§ **Supplied records**
________________

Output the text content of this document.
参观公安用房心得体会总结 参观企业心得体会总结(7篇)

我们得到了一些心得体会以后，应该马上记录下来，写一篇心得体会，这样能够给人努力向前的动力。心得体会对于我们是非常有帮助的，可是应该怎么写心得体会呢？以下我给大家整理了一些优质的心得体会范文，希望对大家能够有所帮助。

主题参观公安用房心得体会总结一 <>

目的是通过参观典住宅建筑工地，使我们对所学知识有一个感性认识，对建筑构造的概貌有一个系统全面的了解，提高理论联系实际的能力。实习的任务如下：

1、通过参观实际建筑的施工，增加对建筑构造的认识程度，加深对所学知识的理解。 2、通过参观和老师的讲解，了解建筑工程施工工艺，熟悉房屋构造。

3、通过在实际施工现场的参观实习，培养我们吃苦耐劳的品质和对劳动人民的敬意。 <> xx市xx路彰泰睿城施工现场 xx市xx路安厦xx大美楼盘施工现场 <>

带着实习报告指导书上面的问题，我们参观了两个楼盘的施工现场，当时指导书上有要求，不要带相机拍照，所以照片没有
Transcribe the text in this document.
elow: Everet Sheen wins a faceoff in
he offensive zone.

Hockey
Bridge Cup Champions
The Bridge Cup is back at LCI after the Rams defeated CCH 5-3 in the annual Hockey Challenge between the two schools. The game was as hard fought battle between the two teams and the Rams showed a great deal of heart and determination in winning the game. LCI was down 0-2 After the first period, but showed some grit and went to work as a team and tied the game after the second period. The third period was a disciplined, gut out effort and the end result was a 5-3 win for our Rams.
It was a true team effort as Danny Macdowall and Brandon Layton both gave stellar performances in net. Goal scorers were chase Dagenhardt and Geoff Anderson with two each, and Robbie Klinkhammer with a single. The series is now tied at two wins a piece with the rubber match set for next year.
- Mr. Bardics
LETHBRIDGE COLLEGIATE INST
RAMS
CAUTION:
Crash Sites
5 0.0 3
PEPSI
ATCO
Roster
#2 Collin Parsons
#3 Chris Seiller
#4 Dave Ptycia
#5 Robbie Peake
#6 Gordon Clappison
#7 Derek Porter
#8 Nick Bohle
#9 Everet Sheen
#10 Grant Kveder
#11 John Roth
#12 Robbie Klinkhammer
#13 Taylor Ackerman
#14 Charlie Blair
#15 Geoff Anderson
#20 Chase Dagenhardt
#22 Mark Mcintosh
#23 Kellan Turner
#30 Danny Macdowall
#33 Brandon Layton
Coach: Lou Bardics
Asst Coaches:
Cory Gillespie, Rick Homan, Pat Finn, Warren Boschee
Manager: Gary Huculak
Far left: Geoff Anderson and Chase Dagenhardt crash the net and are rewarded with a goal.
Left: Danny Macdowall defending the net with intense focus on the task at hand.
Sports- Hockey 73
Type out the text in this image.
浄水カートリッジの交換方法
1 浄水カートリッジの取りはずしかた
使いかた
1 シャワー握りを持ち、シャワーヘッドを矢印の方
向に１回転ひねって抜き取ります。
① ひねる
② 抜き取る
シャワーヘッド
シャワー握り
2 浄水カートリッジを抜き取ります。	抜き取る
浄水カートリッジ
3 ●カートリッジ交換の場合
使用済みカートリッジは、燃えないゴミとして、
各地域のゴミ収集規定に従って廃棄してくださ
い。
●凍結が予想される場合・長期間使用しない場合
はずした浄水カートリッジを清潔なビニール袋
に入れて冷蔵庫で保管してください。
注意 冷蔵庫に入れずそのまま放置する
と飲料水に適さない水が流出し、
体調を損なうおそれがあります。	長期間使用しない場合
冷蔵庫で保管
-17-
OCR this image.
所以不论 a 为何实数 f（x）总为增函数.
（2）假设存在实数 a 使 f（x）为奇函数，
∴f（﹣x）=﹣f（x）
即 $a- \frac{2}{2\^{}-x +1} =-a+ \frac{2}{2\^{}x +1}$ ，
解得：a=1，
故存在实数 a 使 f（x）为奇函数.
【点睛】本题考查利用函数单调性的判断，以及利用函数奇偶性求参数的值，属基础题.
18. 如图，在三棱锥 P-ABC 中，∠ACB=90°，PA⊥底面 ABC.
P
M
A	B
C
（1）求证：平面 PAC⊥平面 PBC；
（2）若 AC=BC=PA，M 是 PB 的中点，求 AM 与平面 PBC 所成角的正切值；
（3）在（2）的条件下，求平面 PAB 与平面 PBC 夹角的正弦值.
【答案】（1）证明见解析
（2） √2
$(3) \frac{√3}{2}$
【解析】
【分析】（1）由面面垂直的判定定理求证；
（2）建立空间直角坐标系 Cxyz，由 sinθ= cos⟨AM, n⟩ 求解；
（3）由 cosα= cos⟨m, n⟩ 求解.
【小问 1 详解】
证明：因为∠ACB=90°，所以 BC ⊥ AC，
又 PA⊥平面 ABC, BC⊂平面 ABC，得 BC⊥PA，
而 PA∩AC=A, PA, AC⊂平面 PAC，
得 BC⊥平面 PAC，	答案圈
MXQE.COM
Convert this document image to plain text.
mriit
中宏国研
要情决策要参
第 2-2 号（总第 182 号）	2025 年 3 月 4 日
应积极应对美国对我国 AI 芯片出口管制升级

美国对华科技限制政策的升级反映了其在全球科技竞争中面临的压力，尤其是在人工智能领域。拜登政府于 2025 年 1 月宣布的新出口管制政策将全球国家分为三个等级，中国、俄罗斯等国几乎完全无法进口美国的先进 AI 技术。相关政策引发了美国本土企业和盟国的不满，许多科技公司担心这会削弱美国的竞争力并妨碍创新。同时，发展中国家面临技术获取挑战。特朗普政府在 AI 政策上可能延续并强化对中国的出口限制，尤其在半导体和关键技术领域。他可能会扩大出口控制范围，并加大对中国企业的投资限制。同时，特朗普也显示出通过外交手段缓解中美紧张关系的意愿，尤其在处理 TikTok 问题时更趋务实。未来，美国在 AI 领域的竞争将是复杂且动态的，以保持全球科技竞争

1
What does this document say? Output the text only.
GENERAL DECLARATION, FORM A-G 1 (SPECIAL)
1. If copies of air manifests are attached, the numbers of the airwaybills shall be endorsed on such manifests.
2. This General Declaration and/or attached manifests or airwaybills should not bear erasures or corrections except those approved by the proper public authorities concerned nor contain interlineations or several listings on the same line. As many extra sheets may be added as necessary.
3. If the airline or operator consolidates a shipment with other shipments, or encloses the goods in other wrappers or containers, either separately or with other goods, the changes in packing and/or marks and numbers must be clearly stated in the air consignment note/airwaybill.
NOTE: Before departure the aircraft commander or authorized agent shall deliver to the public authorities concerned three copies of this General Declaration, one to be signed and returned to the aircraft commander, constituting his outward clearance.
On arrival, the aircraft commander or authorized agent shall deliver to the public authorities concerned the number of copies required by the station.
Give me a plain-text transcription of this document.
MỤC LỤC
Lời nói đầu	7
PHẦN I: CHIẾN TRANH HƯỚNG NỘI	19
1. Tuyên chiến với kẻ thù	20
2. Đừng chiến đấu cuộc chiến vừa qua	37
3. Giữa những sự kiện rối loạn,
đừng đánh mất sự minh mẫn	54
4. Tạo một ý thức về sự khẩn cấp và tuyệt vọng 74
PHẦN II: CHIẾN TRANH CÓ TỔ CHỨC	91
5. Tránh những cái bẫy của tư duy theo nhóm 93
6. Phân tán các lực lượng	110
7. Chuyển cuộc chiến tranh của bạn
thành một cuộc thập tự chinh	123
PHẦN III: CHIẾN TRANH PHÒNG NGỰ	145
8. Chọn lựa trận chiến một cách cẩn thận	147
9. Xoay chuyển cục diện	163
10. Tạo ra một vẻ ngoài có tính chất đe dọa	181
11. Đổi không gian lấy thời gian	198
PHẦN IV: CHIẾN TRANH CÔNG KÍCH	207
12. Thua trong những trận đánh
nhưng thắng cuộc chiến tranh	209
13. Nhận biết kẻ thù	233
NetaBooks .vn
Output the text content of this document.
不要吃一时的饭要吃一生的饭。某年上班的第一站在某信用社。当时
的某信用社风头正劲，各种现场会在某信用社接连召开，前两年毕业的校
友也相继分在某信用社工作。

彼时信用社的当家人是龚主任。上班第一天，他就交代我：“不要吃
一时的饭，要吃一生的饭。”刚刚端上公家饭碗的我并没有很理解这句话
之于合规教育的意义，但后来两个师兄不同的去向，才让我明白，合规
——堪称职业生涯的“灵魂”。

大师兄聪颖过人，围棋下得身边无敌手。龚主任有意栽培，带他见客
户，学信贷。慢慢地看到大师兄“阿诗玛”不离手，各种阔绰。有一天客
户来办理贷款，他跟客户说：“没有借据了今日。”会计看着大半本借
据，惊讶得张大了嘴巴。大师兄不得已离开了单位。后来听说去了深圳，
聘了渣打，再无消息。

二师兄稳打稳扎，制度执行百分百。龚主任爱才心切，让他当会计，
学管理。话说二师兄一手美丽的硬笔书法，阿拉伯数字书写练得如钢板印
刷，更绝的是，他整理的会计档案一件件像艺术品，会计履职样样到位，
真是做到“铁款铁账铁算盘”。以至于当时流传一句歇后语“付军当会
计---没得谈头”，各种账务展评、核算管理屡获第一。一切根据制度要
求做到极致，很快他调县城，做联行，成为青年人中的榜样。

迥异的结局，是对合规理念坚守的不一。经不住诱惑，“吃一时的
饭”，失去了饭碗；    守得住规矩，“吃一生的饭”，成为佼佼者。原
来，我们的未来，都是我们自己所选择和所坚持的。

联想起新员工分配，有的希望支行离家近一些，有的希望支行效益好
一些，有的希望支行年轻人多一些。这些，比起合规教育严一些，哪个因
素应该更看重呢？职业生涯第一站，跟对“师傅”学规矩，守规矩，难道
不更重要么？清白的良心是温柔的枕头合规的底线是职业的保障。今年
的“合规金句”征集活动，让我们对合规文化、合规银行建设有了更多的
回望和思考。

________________

§ **Short problem**
Look above for lines with the word "những" and copy them all.

§ **Written answer**
3. Giữa những sự kiện rối loạn,
5. Tránh những cái bẫy của tư duy theo nhóm 93
12. Thua trong những trận đánh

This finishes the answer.